Output an exact reproduction of the data.

## Start PROVIDED RECORDS

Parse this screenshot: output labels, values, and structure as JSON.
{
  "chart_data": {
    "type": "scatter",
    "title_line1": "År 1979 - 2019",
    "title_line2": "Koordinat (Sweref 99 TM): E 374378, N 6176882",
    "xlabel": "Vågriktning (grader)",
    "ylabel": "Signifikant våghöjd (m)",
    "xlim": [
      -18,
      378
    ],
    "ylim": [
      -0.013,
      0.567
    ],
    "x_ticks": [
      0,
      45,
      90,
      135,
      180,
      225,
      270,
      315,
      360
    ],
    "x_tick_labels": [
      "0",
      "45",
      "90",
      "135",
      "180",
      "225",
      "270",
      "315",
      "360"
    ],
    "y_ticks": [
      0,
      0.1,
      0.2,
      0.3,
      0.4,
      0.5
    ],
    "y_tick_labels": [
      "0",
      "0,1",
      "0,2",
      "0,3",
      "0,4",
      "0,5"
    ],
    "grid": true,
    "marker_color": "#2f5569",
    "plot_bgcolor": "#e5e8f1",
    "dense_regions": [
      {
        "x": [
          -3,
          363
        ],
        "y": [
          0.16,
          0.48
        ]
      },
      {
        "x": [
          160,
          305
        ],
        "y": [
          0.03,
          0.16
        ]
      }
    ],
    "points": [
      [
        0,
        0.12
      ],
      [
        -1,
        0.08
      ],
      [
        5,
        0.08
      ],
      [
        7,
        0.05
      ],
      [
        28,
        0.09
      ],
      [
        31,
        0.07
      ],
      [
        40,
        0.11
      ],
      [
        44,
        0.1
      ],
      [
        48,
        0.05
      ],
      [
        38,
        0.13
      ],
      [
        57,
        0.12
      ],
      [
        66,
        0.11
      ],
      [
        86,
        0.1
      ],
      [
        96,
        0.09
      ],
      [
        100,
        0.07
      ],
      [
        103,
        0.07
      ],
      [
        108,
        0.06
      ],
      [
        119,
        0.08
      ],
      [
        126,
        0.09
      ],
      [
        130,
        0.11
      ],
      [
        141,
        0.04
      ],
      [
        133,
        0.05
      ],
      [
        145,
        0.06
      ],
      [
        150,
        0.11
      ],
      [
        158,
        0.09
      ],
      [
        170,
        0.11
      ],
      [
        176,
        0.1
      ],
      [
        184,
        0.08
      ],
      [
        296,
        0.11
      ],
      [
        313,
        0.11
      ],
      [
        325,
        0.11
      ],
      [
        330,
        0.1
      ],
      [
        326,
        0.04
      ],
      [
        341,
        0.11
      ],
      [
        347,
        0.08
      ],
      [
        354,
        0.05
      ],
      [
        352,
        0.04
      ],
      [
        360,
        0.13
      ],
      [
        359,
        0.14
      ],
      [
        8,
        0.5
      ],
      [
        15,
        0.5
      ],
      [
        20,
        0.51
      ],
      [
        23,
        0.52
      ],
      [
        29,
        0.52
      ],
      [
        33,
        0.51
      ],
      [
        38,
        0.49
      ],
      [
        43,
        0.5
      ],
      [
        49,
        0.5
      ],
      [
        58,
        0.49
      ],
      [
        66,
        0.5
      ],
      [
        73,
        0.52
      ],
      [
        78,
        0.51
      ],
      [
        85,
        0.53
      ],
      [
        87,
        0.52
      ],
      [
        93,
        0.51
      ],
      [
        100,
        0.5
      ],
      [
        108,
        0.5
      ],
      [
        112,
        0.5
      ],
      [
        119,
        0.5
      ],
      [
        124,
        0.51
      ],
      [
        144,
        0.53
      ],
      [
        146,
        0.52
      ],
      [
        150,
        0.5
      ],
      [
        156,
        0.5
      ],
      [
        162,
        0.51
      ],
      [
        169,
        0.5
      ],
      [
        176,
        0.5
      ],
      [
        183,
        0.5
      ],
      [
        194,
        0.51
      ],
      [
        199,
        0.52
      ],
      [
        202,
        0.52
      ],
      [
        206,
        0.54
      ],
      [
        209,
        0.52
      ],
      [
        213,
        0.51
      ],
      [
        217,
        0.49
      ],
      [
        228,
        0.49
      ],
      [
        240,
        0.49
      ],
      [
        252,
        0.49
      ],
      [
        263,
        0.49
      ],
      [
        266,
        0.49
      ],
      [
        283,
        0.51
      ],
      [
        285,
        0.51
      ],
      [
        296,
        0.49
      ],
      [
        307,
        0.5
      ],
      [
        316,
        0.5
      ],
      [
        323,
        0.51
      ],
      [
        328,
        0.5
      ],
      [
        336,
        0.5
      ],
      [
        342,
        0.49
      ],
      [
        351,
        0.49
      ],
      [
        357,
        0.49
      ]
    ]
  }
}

## End PROVIDED RECORDS

◆ **EXPECTED ANSWER**:
Parse this screenshot: output labels, values, and structure as JSON.
{
  "chart_data": {
    "type": "scatter",
    "title_line1": "År 1979 - 2019",
    "title_line2": "Koordinat (Sweref 99 TM): E 374378, N 6176882",
    "xlabel": "Vågriktning (grader)",
    "ylabel": "Signifikant våghöjd (m)",
    "xlim": [
      -18,
      378
    ],
    "ylim": [
      -0.013,
      0.567
    ],
    "x_ticks": [
      0,
      45,
      90,
      135,
      180,
      225,
      270,
      315,
      360
    ],
    "x_tick_labels": [
      "0",
      "45",
      "90",
      "135",
      "180",
      "225",
      "270",
      "315",
      "360"
    ],
    "y_ticks": [
      0,
      0.1,
      0.2,
      0.3,
      0.4,
      0.5
    ],
    "y_tick_labels": [
      "0",
      "0,1",
      "0,2",
      "0,3",
      "0,4",
      "0,5"
    ],
    "grid": true,
    "marker_color": "#2f5569",
    "plot_bgcolor": "#e5e8f1",
    "dense_regions": [
      {
        "x": [
          -3,
          363
        ],
        "y": [
          0.16,
          0.48
        ]
      },
      {
        "x": [
          160,
          305
        ],
        "y": [
          0.03,
          0.16
        ]
      }
    ],
    "points": [
      [
        0,
        0.12
      ],
      [
        -1,
        0.08
      ],
      [
        5,
        0.08
      ],
      [
        7,
        0.05
      ],
      [
        28,
        0.09
      ],
      [
        31,
        0.07
      ],
      [
        40,
        0.11
      ],
      [
        44,
        0.1
      ],
      [
        48,
        0.05
      ],
      [
        38,
        0.13
      ],
      [
        57,
        0.12
      ],
      [
        66,
        0.11
      ],
      [
        86,
        0.1
      ],
      [
        96,
        0.09
      ],
      [
        100,
        0.07
      ],
      [
        103,
        0.07
      ],
      [
        108,
        0.06
      ],
      [
        119,
        0.08
      ],
      [
        126,
        0.09
      ],
      [
        130,
        0.11
      ],
      [
        141,
        0.04
      ],
      [
        133,
        0.05
      ],
      [
        145,
        0.06
      ],
      [
        150,
        0.11
      ],
      [
        158,
        0.09
      ],
      [
        170,
        0.11
      ],
      [
        176,
        0.1
      ],
      [
        184,
        0.08
      ],
      [
        296,
        0.11
      ],
      [
        313,
        0.11
      ],
      [
        325,
        0.11
      ],
      [
        330,
        0.1
      ],
      [
        326,
        0.04
      ],
      [
        341,
        0.11
      ],
      [
        347,
        0.08
      ],
      [
        354,
        0.05
      ],
      [
        352,
        0.04
      ],
      [
        360,
        0.13
      ],
      [
        359,
        0.14
      ],
      [
        8,
        0.5
      ],
      [
        15,
        0.5
      ],
      [
        20,
        0.51
      ],
      [
        23,
        0.52
      ],
      [
        29,
        0.52
      ],
      [
        33,
        0.51
      ],
      [
        38,
        0.49
      ],
      [
        43,
        0.5
      ],
      [
        49,
        0.5
      ],
      [
        58,
        0.49
      ],
      [
        66,
        0.5
      ],
      [
        73,
        0.52
      ],
      [
        78,
        0.51
      ],
      [
        85,
        0.53
      ],
      [
        87,
        0.52
      ],
      [
        93,
        0.51
      ],
      [
        100,
        0.5
      ],
      [
        108,
        0.5
      ],
      [
        112,
        0.5
      ],
      [
        119,
        0.5
      ],
      [
        124,
        0.51
      ],
      [
        144,
        0.53
      ],
      [
        146,
        0.52
      ],
      [
        150,
        0.5
      ],
      [
        156,
        0.5
      ],
      [
        162,
        0.51
      ],
      [
        169,
        0.5
      ],
      [
        176,
        0.5
      ],
      [
        183,
        0.5
      ],
      [
        194,
        0.51
      ],
      [
        199,
        0.52
      ],
      [
        202,
        0.52
      ],
      [
        206,
        0.54
      ],
      [
        209,
        0.52
      ],
      [
        213,
        0.51
      ],
      [
        217,
        0.49
      ],
      [
        228,
        0.49
      ],
      [
        240,
        0.49
      ],
      [
        252,
        0.49
      ],
      [
        263,
        0.49
      ],
      [
        266,
        0.49
      ],
      [
        283,
        0.51
      ],
      [
        285,
        0.51
      ],
      [
        296,
        0.49
      ],
      [
        307,
        0.5
      ],
      [
        316,
        0.5
      ],
      [
        323,
        0.51
      ],
      [
        328,
        0.5
      ],
      [
        336,
        0.5
      ],
      [
        342,
        0.49
      ],
      [
        351,
        0.49
      ],
      [
        357,
        0.49
      ]
    ]
  }
}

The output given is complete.